[Dataset entries on figures]
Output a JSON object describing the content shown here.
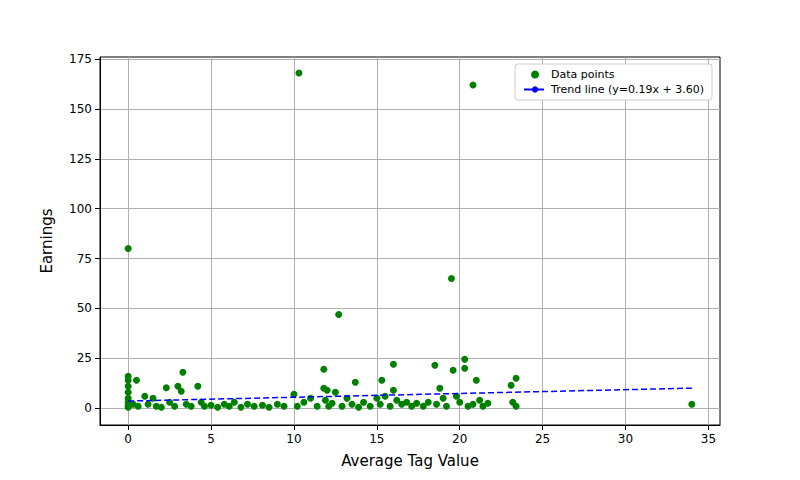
{
  "chart_data": {
    "type": "scatter",
    "xlabel": "Average Tag Value",
    "ylabel": "Earnings",
    "xlim": [
      -1.7,
      35.7
    ],
    "ylim": [
      -8.4,
      176
    ],
    "xticks": [
      0,
      5,
      10,
      15,
      20,
      25,
      30,
      35
    ],
    "yticks": [
      0,
      25,
      50,
      75,
      100,
      125,
      150,
      175
    ],
    "grid": true,
    "legend": "upper right",
    "series": [
      {
        "name": "Data points",
        "type": "scatter",
        "color": "#008000",
        "marker": "circle",
        "x": [
          0,
          0,
          0,
          0,
          0,
          0,
          0,
          0,
          0,
          0.3,
          0.5,
          0.6,
          1,
          1.2,
          1.5,
          1.7,
          2,
          2.3,
          2.5,
          2.8,
          3,
          3.2,
          3.3,
          3.5,
          3.8,
          4.2,
          4.4,
          4.6,
          5,
          5.4,
          5.8,
          6.1,
          6.4,
          6.8,
          7.2,
          7.6,
          8.1,
          8.5,
          9,
          9.4,
          10,
          10.2,
          10.3,
          10.6,
          11,
          11.4,
          11.8,
          11.8,
          11.9,
          12,
          12.1,
          12.3,
          12.5,
          12.7,
          12.9,
          13.2,
          13.5,
          13.7,
          13.9,
          14.2,
          14.6,
          15,
          15.2,
          15.3,
          15.5,
          15.8,
          16,
          16,
          16.2,
          16.5,
          16.8,
          17.1,
          17.4,
          17.8,
          18.1,
          18.5,
          18.6,
          18.8,
          19,
          19.2,
          19.5,
          19.6,
          19.8,
          20,
          20.3,
          20.3,
          20.5,
          20.8,
          20.8,
          21,
          21.2,
          21.4,
          21.7,
          23.1,
          23.2,
          23.4,
          23.4,
          34
        ],
        "values": [
          80,
          16,
          14,
          11,
          8,
          5,
          3,
          1.5,
          0.5,
          2,
          14,
          1,
          6,
          2,
          5,
          1,
          0.5,
          10.3,
          3,
          1,
          11,
          8.5,
          18,
          2,
          1,
          11,
          3,
          1,
          1.5,
          0.5,
          2,
          1,
          3,
          0.5,
          2,
          1,
          1.5,
          0.5,
          2,
          1,
          7,
          1,
          168,
          3,
          5,
          1,
          10,
          19.5,
          4,
          9,
          1,
          2.5,
          8,
          47,
          1,
          5,
          2,
          13,
          0.5,
          3,
          1,
          5,
          2,
          14,
          6,
          1,
          22,
          9,
          4,
          2,
          3,
          1,
          2.5,
          1,
          3,
          21.5,
          2,
          10,
          5,
          1,
          65,
          19,
          6,
          3,
          24.5,
          20,
          1,
          162,
          2,
          14,
          4,
          1,
          2.5,
          11.5,
          3,
          15,
          1,
          2
        ]
      },
      {
        "name": "Trend line (y=0.19x + 3.60)",
        "type": "line",
        "color": "#0000ff",
        "line_style": "dashed",
        "x": [
          0,
          34
        ],
        "values": [
          3.6,
          10.06
        ]
      }
    ]
  }
}
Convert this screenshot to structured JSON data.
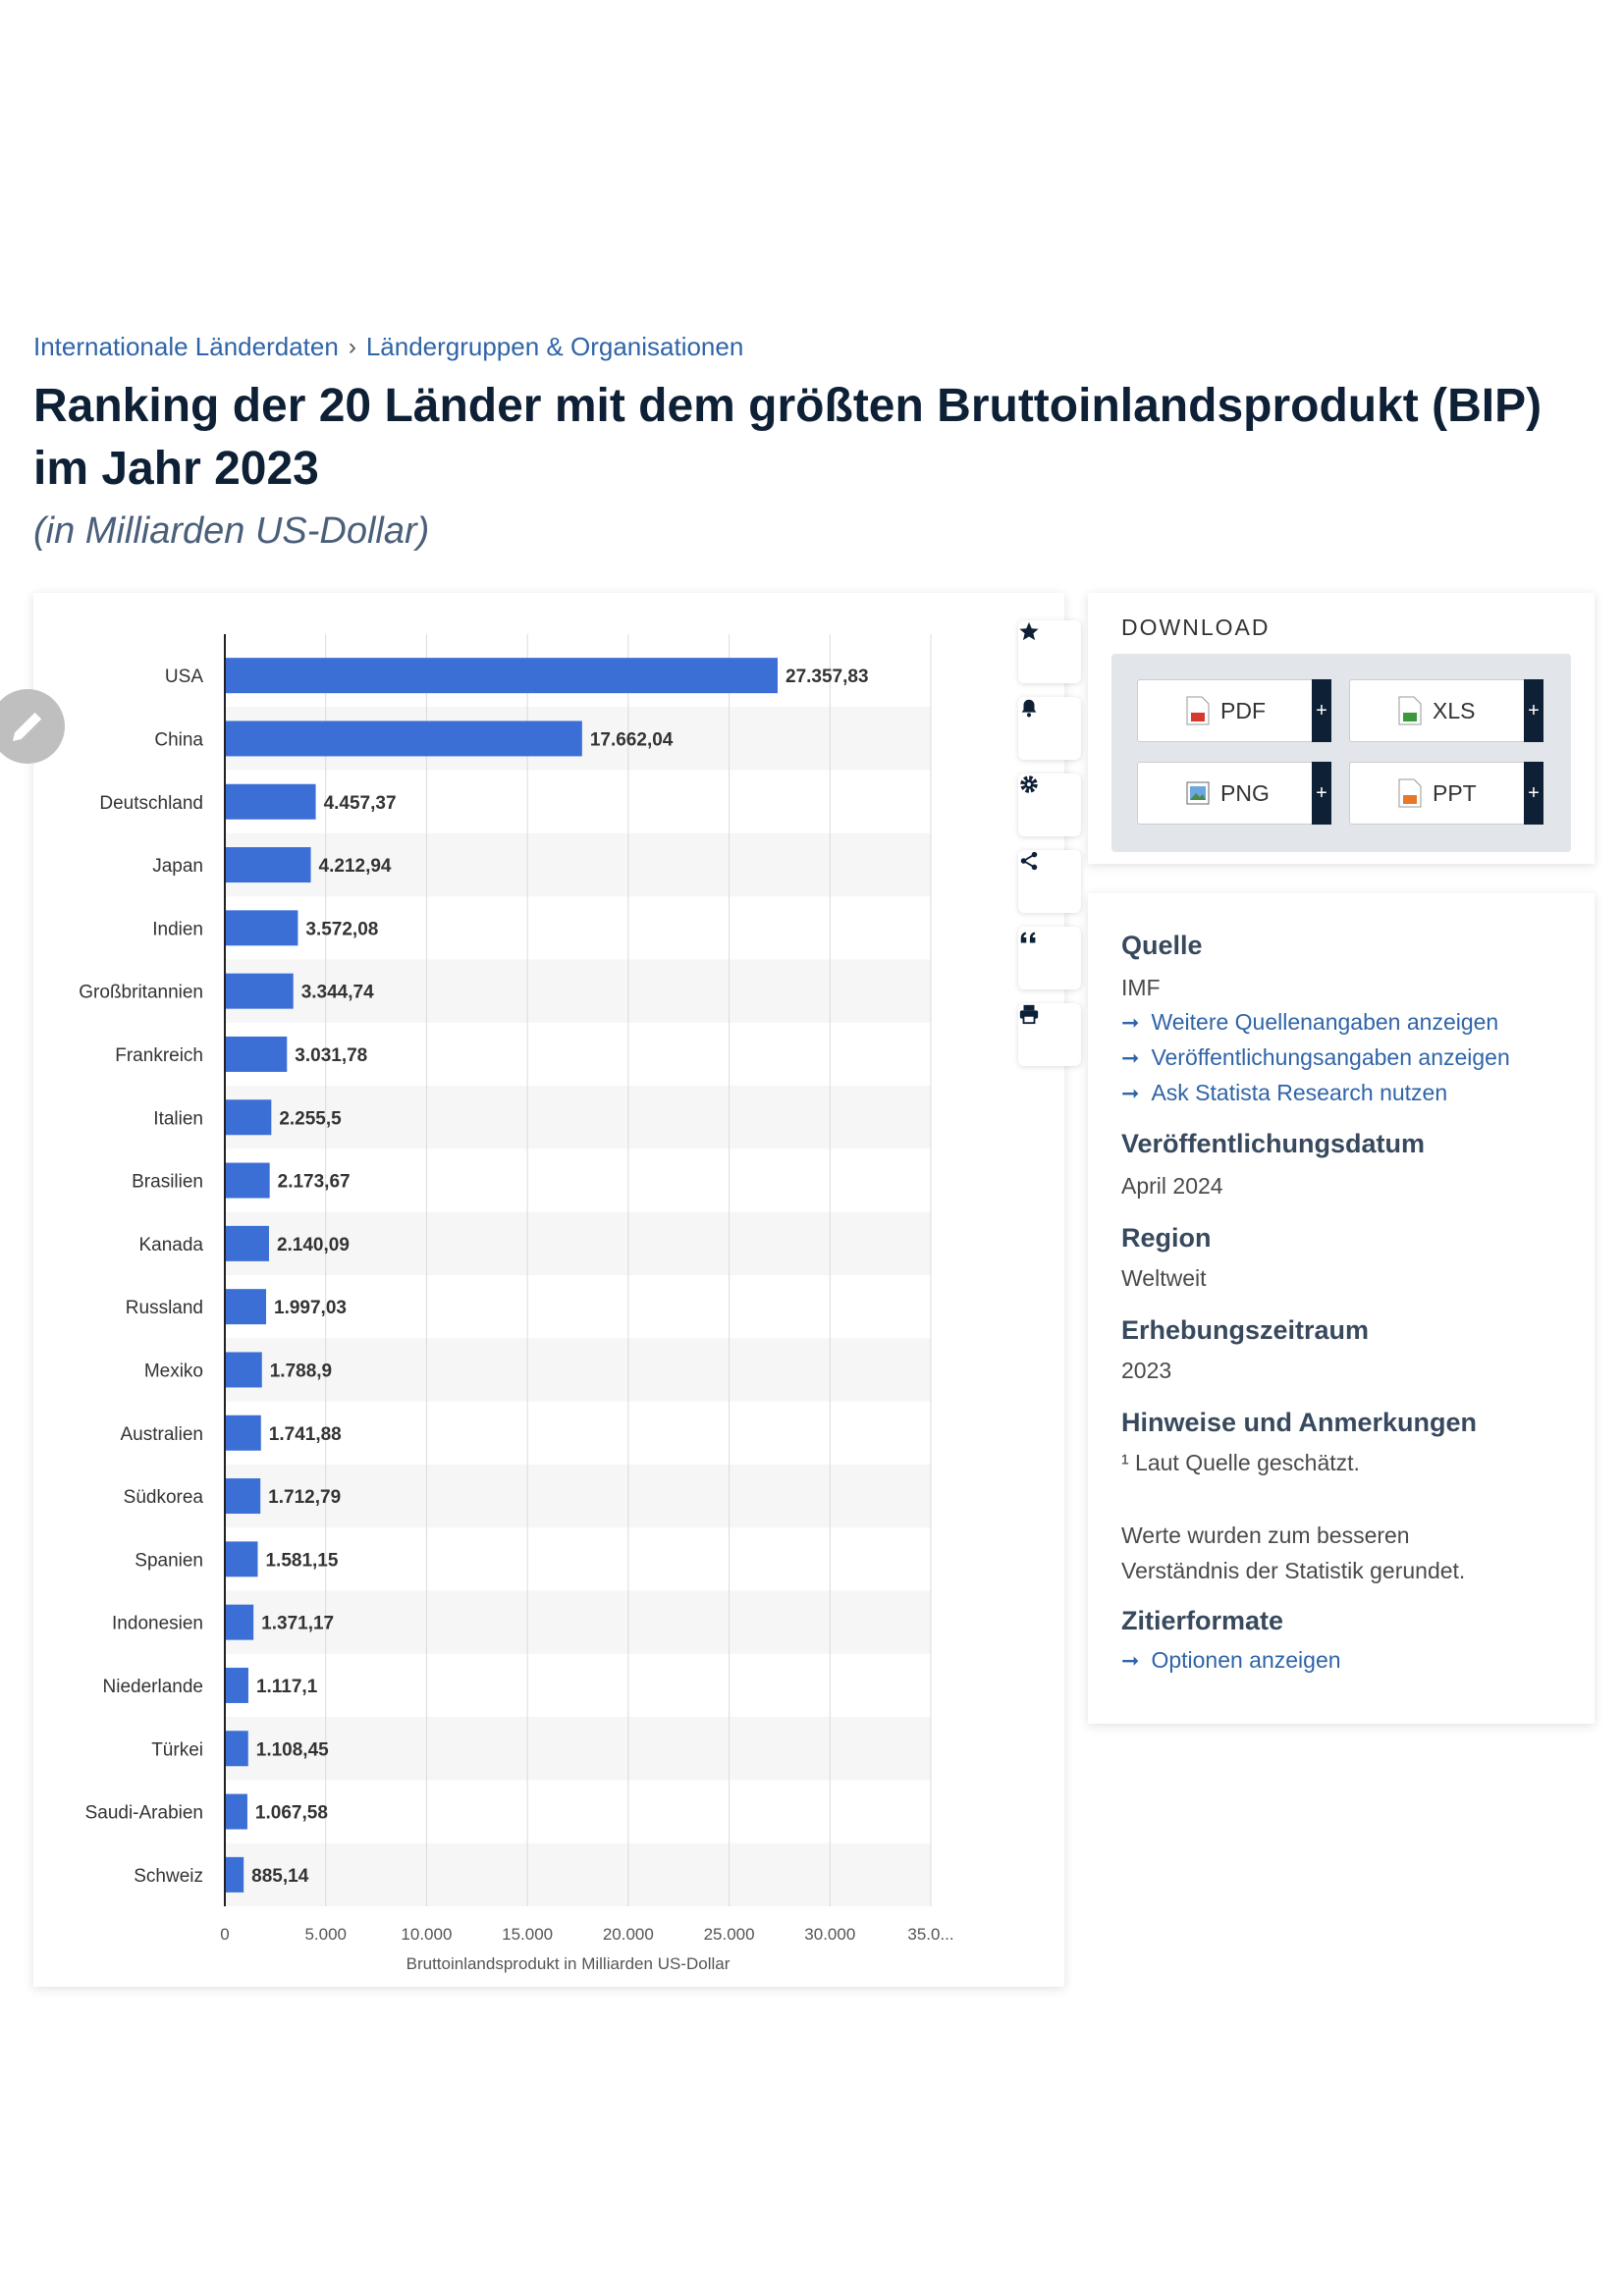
{
  "breadcrumb": {
    "item1": "Internationale Länderdaten",
    "separator": "›",
    "item2": "Ländergruppen & Organisationen"
  },
  "header": {
    "title": "Ranking der 20 Länder mit dem größten Bruttoinlandsprodukt (BIP) im Jahr 2023",
    "subtitle": "(in Milliarden US-Dollar)"
  },
  "colors": {
    "bar": "#3b6fd6",
    "accent": "#2f64a8",
    "dark": "#0e2036"
  },
  "icons": {
    "edit": "pencil-icon",
    "favorite": "star-icon",
    "alert": "bell-icon",
    "settings": "gear-icon",
    "share": "share-icon",
    "cite": "quote-icon",
    "print": "printer-icon"
  },
  "chart_data": {
    "type": "bar",
    "orientation": "horizontal",
    "categories": [
      "USA",
      "China",
      "Deutschland",
      "Japan",
      "Indien",
      "Großbritannien",
      "Frankreich",
      "Italien",
      "Brasilien",
      "Kanada",
      "Russland",
      "Mexiko",
      "Australien",
      "Südkorea",
      "Spanien",
      "Indonesien",
      "Niederlande",
      "Türkei",
      "Saudi-Arabien",
      "Schweiz"
    ],
    "values": [
      27357.83,
      17662.04,
      4457.37,
      4212.94,
      3572.08,
      3344.74,
      3031.78,
      2255.5,
      2173.67,
      2140.09,
      1997.03,
      1788.9,
      1741.88,
      1712.79,
      1581.15,
      1371.17,
      1117.1,
      1108.45,
      1067.58,
      885.14
    ],
    "value_labels": [
      "27.357,83",
      "17.662,04",
      "4.457,37",
      "4.212,94",
      "3.572,08",
      "3.344,74",
      "3.031,78",
      "2.255,5",
      "2.173,67",
      "2.140,09",
      "1.997,03",
      "1.788,9",
      "1.741,88",
      "1.712,79",
      "1.581,15",
      "1.371,17",
      "1.117,1",
      "1.108,45",
      "1.067,58",
      "885,14"
    ],
    "xlabel": "Bruttoinlandsprodukt in Milliarden US-Dollar",
    "xlim": [
      0,
      35000
    ],
    "x_ticks": [
      0,
      5000,
      10000,
      15000,
      20000,
      25000,
      30000,
      35000
    ],
    "x_tick_labels": [
      "0",
      "5.000",
      "10.000",
      "15.000",
      "20.000",
      "25.000",
      "30.000",
      "35.0..."
    ],
    "grid": true
  },
  "download": {
    "title": "DOWNLOAD",
    "buttons": [
      {
        "label": "PDF",
        "icon": "pdf-file-icon"
      },
      {
        "label": "XLS",
        "icon": "xls-file-icon"
      },
      {
        "label": "PNG",
        "icon": "png-file-icon"
      },
      {
        "label": "PPT",
        "icon": "ppt-file-icon"
      }
    ],
    "plus": "+"
  },
  "info": {
    "source_heading": "Quelle",
    "source_value": "IMF",
    "arrow": "➞",
    "links": [
      "Weitere Quellenangaben anzeigen",
      "Veröffentlichungsangaben anzeigen",
      "Ask Statista Research nutzen"
    ],
    "pubdate_heading": "Veröffentlichungsdatum",
    "pubdate_value": "April 2024",
    "region_heading": "Region",
    "region_value": "Weltweit",
    "period_heading": "Erhebungszeitraum",
    "period_value": "2023",
    "notes_heading": "Hinweise und Anmerkungen",
    "notes_line1": "¹ Laut Quelle geschätzt.",
    "notes_line2": "Werte wurden zum besseren",
    "notes_line3": "Verständnis der Statistik gerundet.",
    "cite_heading": "Zitierformate",
    "cite_link": "Optionen anzeigen"
  }
}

Set exercise:
Except for the pictures, give all the material above again verbatim.

Completed exercise:
Output a JSON object describing the content shown here.
{
  "chart_data": {
    "type": "scatter",
    "xlabel": "Average Tag Value",
    "ylabel": "Earnings",
    "xlim": [
      -1.7,
      35.7
    ],
    "ylim": [
      -8.4,
      176
    ],
    "xticks": [
      0,
      5,
      10,
      15,
      20,
      25,
      30,
      35
    ],
    "yticks": [
      0,
      25,
      50,
      75,
      100,
      125,
      150,
      175
    ],
    "grid": true,
    "legend": "upper right",
    "series": [
      {
        "name": "Data points",
        "type": "scatter",
        "color": "#008000",
        "marker": "circle",
        "x": [
          0,
          0,
          0,
          0,
          0,
          0,
          0,
          0,
          0,
          0.3,
          0.5,
          0.6,
          1,
          1.2,
          1.5,
          1.7,
          2,
          2.3,
          2.5,
          2.8,
          3,
          3.2,
          3.3,
          3.5,
          3.8,
          4.2,
          4.4,
          4.6,
          5,
          5.4,
          5.8,
          6.1,
          6.4,
          6.8,
          7.2,
          7.6,
          8.1,
          8.5,
          9,
          9.4,
          10,
          10.2,
          10.3,
          10.6,
          11,
          11.4,
          11.8,
          11.8,
          11.9,
          12,
          12.1,
          12.3,
          12.5,
          12.7,
          12.9,
          13.2,
          13.5,
          13.7,
          13.9,
          14.2,
          14.6,
          15,
          15.2,
          15.3,
          15.5,
          15.8,
          16,
          16,
          16.2,
          16.5,
          16.8,
          17.1,
          17.4,
          17.8,
          18.1,
          18.5,
          18.6,
          18.8,
          19,
          19.2,
          19.5,
          19.6,
          19.8,
          20,
          20.3,
          20.3,
          20.5,
          20.8,
          20.8,
          21,
          21.2,
          21.4,
          21.7,
          23.1,
          23.2,
          23.4,
          23.4,
          34
        ],
        "values": [
          80,
          16,
          14,
          11,
          8,
          5,
          3,
          1.5,
          0.5,
          2,
          14,
          1,
          6,
          2,
          5,
          1,
          0.5,
          10.3,
          3,
          1,
          11,
          8.5,
          18,
          2,
          1,
          11,
          3,
          1,
          1.5,
          0.5,
          2,
          1,
          3,
          0.5,
          2,
          1,
          1.5,
          0.5,
          2,
          1,
          7,
          1,
          168,
          3,
          5,
          1,
          10,
          19.5,
          4,
          9,
          1,
          2.5,
          8,
          47,
          1,
          5,
          2,
          13,
          0.5,
          3,
          1,
          5,
          2,
          14,
          6,
          1,
          22,
          9,
          4,
          2,
          3,
          1,
          2.5,
          1,
          3,
          21.5,
          2,
          10,
          5,
          1,
          65,
          19,
          6,
          3,
          24.5,
          20,
          1,
          162,
          2,
          14,
          4,
          1,
          2.5,
          11.5,
          3,
          15,
          1,
          2
        ]
      },
      {
        "name": "Trend line (y=0.19x + 3.60)",
        "type": "line",
        "color": "#0000ff",
        "line_style": "dashed",
        "x": [
          0,
          34
        ],
        "values": [
          3.6,
          10.06
        ]
      }
    ]
  }
}
Convert this screenshot to structured JSON data.
{
  "breadcrumb": {
    "item1": "Internationale Länderdaten",
    "separator": "›",
    "item2": "Ländergruppen & Organisationen"
  },
  "header": {
    "title": "Ranking der 20 Länder mit dem größten Bruttoinlandsprodukt (BIP) im Jahr 2023",
    "subtitle": "(in Milliarden US-Dollar)"
  },
  "colors": {
    "bar": "#3b6fd6",
    "accent": "#2f64a8",
    "dark": "#0e2036"
  },
  "icons": {
    "edit": "pencil-icon",
    "favorite": "star-icon",
    "alert": "bell-icon",
    "settings": "gear-icon",
    "share": "share-icon",
    "cite": "quote-icon",
    "print": "printer-icon"
  },
  "chart_data": {
    "type": "bar",
    "orientation": "horizontal",
    "categories": [
      "USA",
      "China",
      "Deutschland",
      "Japan",
      "Indien",
      "Großbritannien",
      "Frankreich",
      "Italien",
      "Brasilien",
      "Kanada",
      "Russland",
      "Mexiko",
      "Australien",
      "Südkorea",
      "Spanien",
      "Indonesien",
      "Niederlande",
      "Türkei",
      "Saudi-Arabien",
      "Schweiz"
    ],
    "values": [
      27357.83,
      17662.04,
      4457.37,
      4212.94,
      3572.08,
      3344.74,
      3031.78,
      2255.5,
      2173.67,
      2140.09,
      1997.03,
      1788.9,
      1741.88,
      1712.79,
      1581.15,
      1371.17,
      1117.1,
      1108.45,
      1067.58,
      885.14
    ],
    "value_labels": [
      "27.357,83",
      "17.662,04",
      "4.457,37",
      "4.212,94",
      "3.572,08",
      "3.344,74",
      "3.031,78",
      "2.255,5",
      "2.173,67",
      "2.140,09",
      "1.997,03",
      "1.788,9",
      "1.741,88",
      "1.712,79",
      "1.581,15",
      "1.371,17",
      "1.117,1",
      "1.108,45",
      "1.067,58",
      "885,14"
    ],
    "xlabel": "Bruttoinlandsprodukt in Milliarden US-Dollar",
    "xlim": [
      0,
      35000
    ],
    "x_ticks": [
      0,
      5000,
      10000,
      15000,
      20000,
      25000,
      30000,
      35000
    ],
    "x_tick_labels": [
      "0",
      "5.000",
      "10.000",
      "15.000",
      "20.000",
      "25.000",
      "30.000",
      "35.0..."
    ],
    "grid": true
  },
  "download": {
    "title": "DOWNLOAD",
    "buttons": [
      {
        "label": "PDF",
        "icon": "pdf-file-icon"
      },
      {
        "label": "XLS",
        "icon": "xls-file-icon"
      },
      {
        "label": "PNG",
        "icon": "png-file-icon"
      },
      {
        "label": "PPT",
        "icon": "ppt-file-icon"
      }
    ],
    "plus": "+"
  },
  "info": {
    "source_heading": "Quelle",
    "source_value": "IMF",
    "arrow": "➞",
    "links": [
      "Weitere Quellenangaben anzeigen",
      "Veröffentlichungsangaben anzeigen",
      "Ask Statista Research nutzen"
    ],
    "pubdate_heading": "Veröffentlichungsdatum",
    "pubdate_value": "April 2024",
    "region_heading": "Region",
    "region_value": "Weltweit",
    "period_heading": "Erhebungszeitraum",
    "period_value": "2023",
    "notes_heading": "Hinweise und Anmerkungen",
    "notes_line1": "¹ Laut Quelle geschätzt.",
    "notes_line2": "Werte wurden zum besseren",
    "notes_line3": "Verständnis der Statistik gerundet.",
    "cite_heading": "Zitierformate",
    "cite_link": "Optionen anzeigen"
  }
}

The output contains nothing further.